* Task prompt *
Give an exact transcription of every line, dropping the images.

* Entries from a visual dataset *
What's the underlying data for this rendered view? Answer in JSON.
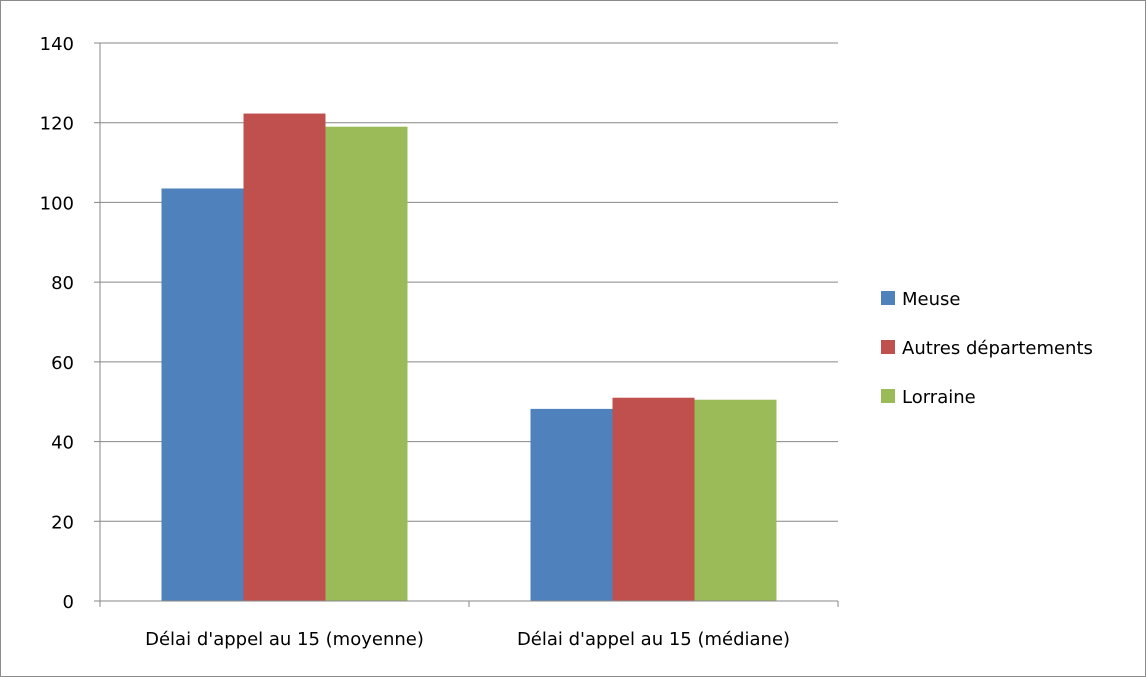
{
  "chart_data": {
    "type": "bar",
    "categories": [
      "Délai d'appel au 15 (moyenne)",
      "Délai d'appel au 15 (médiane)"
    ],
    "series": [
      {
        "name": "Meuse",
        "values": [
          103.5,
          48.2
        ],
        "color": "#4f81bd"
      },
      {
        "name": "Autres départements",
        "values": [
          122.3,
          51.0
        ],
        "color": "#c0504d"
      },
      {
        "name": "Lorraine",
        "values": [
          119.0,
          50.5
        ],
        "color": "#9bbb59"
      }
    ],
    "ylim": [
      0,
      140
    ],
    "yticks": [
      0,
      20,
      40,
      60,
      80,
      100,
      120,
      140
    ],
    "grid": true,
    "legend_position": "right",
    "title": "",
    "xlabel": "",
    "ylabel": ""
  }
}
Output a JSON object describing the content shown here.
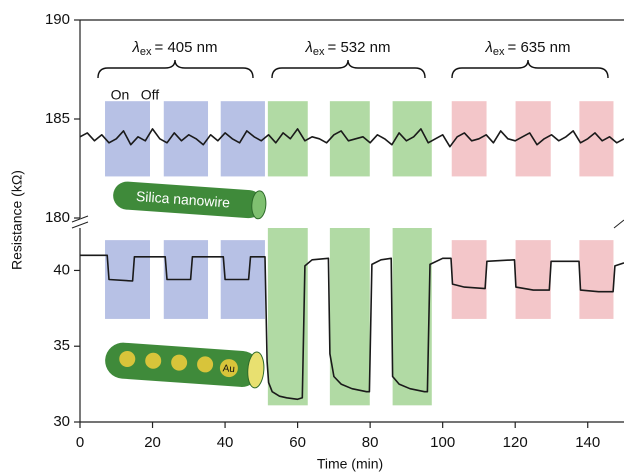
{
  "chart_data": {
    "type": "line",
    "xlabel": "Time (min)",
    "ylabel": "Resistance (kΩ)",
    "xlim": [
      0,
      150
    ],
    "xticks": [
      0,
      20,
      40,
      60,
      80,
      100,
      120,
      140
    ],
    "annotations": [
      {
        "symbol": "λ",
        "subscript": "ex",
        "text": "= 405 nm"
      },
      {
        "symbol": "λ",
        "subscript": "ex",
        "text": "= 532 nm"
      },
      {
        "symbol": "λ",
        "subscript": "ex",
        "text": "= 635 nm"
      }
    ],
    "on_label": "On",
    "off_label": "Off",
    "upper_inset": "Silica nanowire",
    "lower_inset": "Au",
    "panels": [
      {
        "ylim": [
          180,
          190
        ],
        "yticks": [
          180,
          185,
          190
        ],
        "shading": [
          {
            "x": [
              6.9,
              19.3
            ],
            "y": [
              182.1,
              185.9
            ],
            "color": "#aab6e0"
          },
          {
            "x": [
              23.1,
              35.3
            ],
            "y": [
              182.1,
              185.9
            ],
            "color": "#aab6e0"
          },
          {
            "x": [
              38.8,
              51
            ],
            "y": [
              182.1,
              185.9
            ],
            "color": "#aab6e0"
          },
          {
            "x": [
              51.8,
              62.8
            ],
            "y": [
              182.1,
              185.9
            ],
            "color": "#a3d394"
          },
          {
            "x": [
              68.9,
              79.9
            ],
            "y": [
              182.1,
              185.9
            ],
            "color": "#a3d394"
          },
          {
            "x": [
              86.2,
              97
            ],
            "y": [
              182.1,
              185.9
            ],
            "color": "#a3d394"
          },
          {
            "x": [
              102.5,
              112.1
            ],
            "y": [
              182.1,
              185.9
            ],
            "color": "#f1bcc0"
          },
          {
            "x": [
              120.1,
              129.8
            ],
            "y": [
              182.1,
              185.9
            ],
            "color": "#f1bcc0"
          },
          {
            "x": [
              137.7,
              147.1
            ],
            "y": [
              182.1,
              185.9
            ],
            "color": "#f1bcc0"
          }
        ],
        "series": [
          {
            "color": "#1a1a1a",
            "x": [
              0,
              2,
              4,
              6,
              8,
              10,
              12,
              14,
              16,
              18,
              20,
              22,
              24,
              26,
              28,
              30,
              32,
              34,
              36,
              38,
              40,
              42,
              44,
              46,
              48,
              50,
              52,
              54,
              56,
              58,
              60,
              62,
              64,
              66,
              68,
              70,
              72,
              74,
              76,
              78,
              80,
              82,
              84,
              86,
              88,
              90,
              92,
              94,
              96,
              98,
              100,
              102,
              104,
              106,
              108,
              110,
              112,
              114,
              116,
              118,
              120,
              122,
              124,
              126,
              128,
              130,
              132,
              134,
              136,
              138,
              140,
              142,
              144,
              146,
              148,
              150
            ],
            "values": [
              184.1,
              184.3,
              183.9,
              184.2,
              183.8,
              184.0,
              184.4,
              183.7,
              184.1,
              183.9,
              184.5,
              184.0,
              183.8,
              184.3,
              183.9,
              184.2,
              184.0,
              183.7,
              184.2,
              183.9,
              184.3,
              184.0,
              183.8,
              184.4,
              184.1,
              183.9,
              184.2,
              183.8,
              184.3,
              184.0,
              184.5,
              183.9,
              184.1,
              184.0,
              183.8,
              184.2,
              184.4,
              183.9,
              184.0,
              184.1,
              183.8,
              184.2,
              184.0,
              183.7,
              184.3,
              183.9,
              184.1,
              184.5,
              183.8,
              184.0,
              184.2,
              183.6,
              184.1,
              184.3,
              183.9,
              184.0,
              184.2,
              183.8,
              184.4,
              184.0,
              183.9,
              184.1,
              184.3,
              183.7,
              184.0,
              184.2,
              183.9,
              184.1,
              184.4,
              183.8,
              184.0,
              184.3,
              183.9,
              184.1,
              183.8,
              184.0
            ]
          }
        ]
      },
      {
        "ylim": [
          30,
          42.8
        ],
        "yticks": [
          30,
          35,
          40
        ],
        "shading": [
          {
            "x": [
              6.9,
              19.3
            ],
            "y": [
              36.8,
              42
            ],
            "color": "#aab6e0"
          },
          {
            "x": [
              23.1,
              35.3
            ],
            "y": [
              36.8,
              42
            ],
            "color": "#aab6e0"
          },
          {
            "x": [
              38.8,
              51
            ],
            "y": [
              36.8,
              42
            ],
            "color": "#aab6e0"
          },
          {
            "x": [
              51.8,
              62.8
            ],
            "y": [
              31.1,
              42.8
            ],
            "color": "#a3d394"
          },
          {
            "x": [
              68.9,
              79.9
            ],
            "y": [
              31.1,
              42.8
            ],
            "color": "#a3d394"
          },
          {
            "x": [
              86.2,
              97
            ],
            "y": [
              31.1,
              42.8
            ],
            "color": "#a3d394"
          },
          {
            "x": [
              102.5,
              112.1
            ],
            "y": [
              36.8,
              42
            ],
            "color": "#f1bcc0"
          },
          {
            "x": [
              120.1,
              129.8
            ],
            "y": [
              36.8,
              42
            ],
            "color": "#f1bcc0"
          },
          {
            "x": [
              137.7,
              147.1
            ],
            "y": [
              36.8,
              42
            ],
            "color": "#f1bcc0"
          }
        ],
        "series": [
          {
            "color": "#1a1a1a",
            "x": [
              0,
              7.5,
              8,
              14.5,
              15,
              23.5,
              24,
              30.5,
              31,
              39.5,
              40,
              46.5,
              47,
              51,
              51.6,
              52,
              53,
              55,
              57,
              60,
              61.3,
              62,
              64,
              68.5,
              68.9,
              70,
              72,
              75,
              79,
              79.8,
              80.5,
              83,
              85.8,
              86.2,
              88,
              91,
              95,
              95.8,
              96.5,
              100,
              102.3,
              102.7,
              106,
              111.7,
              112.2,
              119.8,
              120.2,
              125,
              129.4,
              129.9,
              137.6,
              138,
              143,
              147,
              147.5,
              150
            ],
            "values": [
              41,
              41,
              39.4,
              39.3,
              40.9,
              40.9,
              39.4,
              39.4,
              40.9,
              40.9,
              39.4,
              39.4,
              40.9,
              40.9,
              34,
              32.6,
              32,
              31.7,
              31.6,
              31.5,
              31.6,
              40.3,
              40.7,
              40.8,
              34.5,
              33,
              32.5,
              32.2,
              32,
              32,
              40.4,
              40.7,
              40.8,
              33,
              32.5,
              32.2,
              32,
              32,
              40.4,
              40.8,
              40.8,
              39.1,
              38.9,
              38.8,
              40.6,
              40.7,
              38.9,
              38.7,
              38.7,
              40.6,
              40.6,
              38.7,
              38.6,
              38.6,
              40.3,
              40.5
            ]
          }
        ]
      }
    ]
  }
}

* The result *
What's the underlying data for this rendered view? Answer in JSON.
{
  "chart_data": {
    "type": "bar",
    "categories": [
      "Délai d'appel au 15 (moyenne)",
      "Délai d'appel au 15 (médiane)"
    ],
    "series": [
      {
        "name": "Meuse",
        "values": [
          103.5,
          48.2
        ],
        "color": "#4f81bd"
      },
      {
        "name": "Autres départements",
        "values": [
          122.3,
          51.0
        ],
        "color": "#c0504d"
      },
      {
        "name": "Lorraine",
        "values": [
          119.0,
          50.5
        ],
        "color": "#9bbb59"
      }
    ],
    "ylim": [
      0,
      140
    ],
    "yticks": [
      0,
      20,
      40,
      60,
      80,
      100,
      120,
      140
    ],
    "grid": true,
    "legend_position": "right",
    "title": "",
    "xlabel": "",
    "ylabel": ""
  }
}
Output a JSON object describing the content shown here.
{
  "chart_data": {
    "type": "line",
    "xlabel": "Time (min)",
    "ylabel": "Resistance (kΩ)",
    "xlim": [
      0,
      150
    ],
    "xticks": [
      0,
      20,
      40,
      60,
      80,
      100,
      120,
      140
    ],
    "annotations": [
      {
        "symbol": "λ",
        "subscript": "ex",
        "text": "= 405 nm"
      },
      {
        "symbol": "λ",
        "subscript": "ex",
        "text": "= 532 nm"
      },
      {
        "symbol": "λ",
        "subscript": "ex",
        "text": "= 635 nm"
      }
    ],
    "on_label": "On",
    "off_label": "Off",
    "upper_inset": "Silica nanowire",
    "lower_inset": "Au",
    "panels": [
      {
        "ylim": [
          180,
          190
        ],
        "yticks": [
          180,
          185,
          190
        ],
        "shading": [
          {
            "x": [
              6.9,
              19.3
            ],
            "y": [
              182.1,
              185.9
            ],
            "color": "#aab6e0"
          },
          {
            "x": [
              23.1,
              35.3
            ],
            "y": [
              182.1,
              185.9
            ],
            "color": "#aab6e0"
          },
          {
            "x": [
              38.8,
              51
            ],
            "y": [
              182.1,
              185.9
            ],
            "color": "#aab6e0"
          },
          {
            "x": [
              51.8,
              62.8
            ],
            "y": [
              182.1,
              185.9
            ],
            "color": "#a3d394"
          },
          {
            "x": [
              68.9,
              79.9
            ],
            "y": [
              182.1,
              185.9
            ],
            "color": "#a3d394"
          },
          {
            "x": [
              86.2,
              97
            ],
            "y": [
              182.1,
              185.9
            ],
            "color": "#a3d394"
          },
          {
            "x": [
              102.5,
              112.1
            ],
            "y": [
              182.1,
              185.9
            ],
            "color": "#f1bcc0"
          },
          {
            "x": [
              120.1,
              129.8
            ],
            "y": [
              182.1,
              185.9
            ],
            "color": "#f1bcc0"
          },
          {
            "x": [
              137.7,
              147.1
            ],
            "y": [
              182.1,
              185.9
            ],
            "color": "#f1bcc0"
          }
        ],
        "series": [
          {
            "color": "#1a1a1a",
            "x": [
              0,
              2,
              4,
              6,
              8,
              10,
              12,
              14,
              16,
              18,
              20,
              22,
              24,
              26,
              28,
              30,
              32,
              34,
              36,
              38,
              40,
              42,
              44,
              46,
              48,
              50,
              52,
              54,
              56,
              58,
              60,
              62,
              64,
              66,
              68,
              70,
              72,
              74,
              76,
              78,
              80,
              82,
              84,
              86,
              88,
              90,
              92,
              94,
              96,
              98,
              100,
              102,
              104,
              106,
              108,
              110,
              112,
              114,
              116,
              118,
              120,
              122,
              124,
              126,
              128,
              130,
              132,
              134,
              136,
              138,
              140,
              142,
              144,
              146,
              148,
              150
            ],
            "values": [
              184.1,
              184.3,
              183.9,
              184.2,
              183.8,
              184.0,
              184.4,
              183.7,
              184.1,
              183.9,
              184.5,
              184.0,
              183.8,
              184.3,
              183.9,
              184.2,
              184.0,
              183.7,
              184.2,
              183.9,
              184.3,
              184.0,
              183.8,
              184.4,
              184.1,
              183.9,
              184.2,
              183.8,
              184.3,
              184.0,
              184.5,
              183.9,
              184.1,
              184.0,
              183.8,
              184.2,
              184.4,
              183.9,
              184.0,
              184.1,
              183.8,
              184.2,
              184.0,
              183.7,
              184.3,
              183.9,
              184.1,
              184.5,
              183.8,
              184.0,
              184.2,
              183.6,
              184.1,
              184.3,
              183.9,
              184.0,
              184.2,
              183.8,
              184.4,
              184.0,
              183.9,
              184.1,
              184.3,
              183.7,
              184.0,
              184.2,
              183.9,
              184.1,
              184.4,
              183.8,
              184.0,
              184.3,
              183.9,
              184.1,
              183.8,
              184.0
            ]
          }
        ]
      },
      {
        "ylim": [
          30,
          42.8
        ],
        "yticks": [
          30,
          35,
          40
        ],
        "shading": [
          {
            "x": [
              6.9,
              19.3
            ],
            "y": [
              36.8,
              42
            ],
            "color": "#aab6e0"
          },
          {
            "x": [
              23.1,
              35.3
            ],
            "y": [
              36.8,
              42
            ],
            "color": "#aab6e0"
          },
          {
            "x": [
              38.8,
              51
            ],
            "y": [
              36.8,
              42
            ],
            "color": "#aab6e0"
          },
          {
            "x": [
              51.8,
              62.8
            ],
            "y": [
              31.1,
              42.8
            ],
            "color": "#a3d394"
          },
          {
            "x": [
              68.9,
              79.9
            ],
            "y": [
              31.1,
              42.8
            ],
            "color": "#a3d394"
          },
          {
            "x": [
              86.2,
              97
            ],
            "y": [
              31.1,
              42.8
            ],
            "color": "#a3d394"
          },
          {
            "x": [
              102.5,
              112.1
            ],
            "y": [
              36.8,
              42
            ],
            "color": "#f1bcc0"
          },
          {
            "x": [
              120.1,
              129.8
            ],
            "y": [
              36.8,
              42
            ],
            "color": "#f1bcc0"
          },
          {
            "x": [
              137.7,
              147.1
            ],
            "y": [
              36.8,
              42
            ],
            "color": "#f1bcc0"
          }
        ],
        "series": [
          {
            "color": "#1a1a1a",
            "x": [
              0,
              7.5,
              8,
              14.5,
              15,
              23.5,
              24,
              30.5,
              31,
              39.5,
              40,
              46.5,
              47,
              51,
              51.6,
              52,
              53,
              55,
              57,
              60,
              61.3,
              62,
              64,
              68.5,
              68.9,
              70,
              72,
              75,
              79,
              79.8,
              80.5,
              83,
              85.8,
              86.2,
              88,
              91,
              95,
              95.8,
              96.5,
              100,
              102.3,
              102.7,
              106,
              111.7,
              112.2,
              119.8,
              120.2,
              125,
              129.4,
              129.9,
              137.6,
              138,
              143,
              147,
              147.5,
              150
            ],
            "values": [
              41,
              41,
              39.4,
              39.3,
              40.9,
              40.9,
              39.4,
              39.4,
              40.9,
              40.9,
              39.4,
              39.4,
              40.9,
              40.9,
              34,
              32.6,
              32,
              31.7,
              31.6,
              31.5,
              31.6,
              40.3,
              40.7,
              40.8,
              34.5,
              33,
              32.5,
              32.2,
              32,
              32,
              40.4,
              40.7,
              40.8,
              33,
              32.5,
              32.2,
              32,
              32,
              40.4,
              40.8,
              40.8,
              39.1,
              38.9,
              38.8,
              40.6,
              40.7,
              38.9,
              38.7,
              38.7,
              40.6,
              40.6,
              38.7,
              38.6,
              38.6,
              40.3,
              40.5
            ]
          }
        ]
      }
    ]
  }
}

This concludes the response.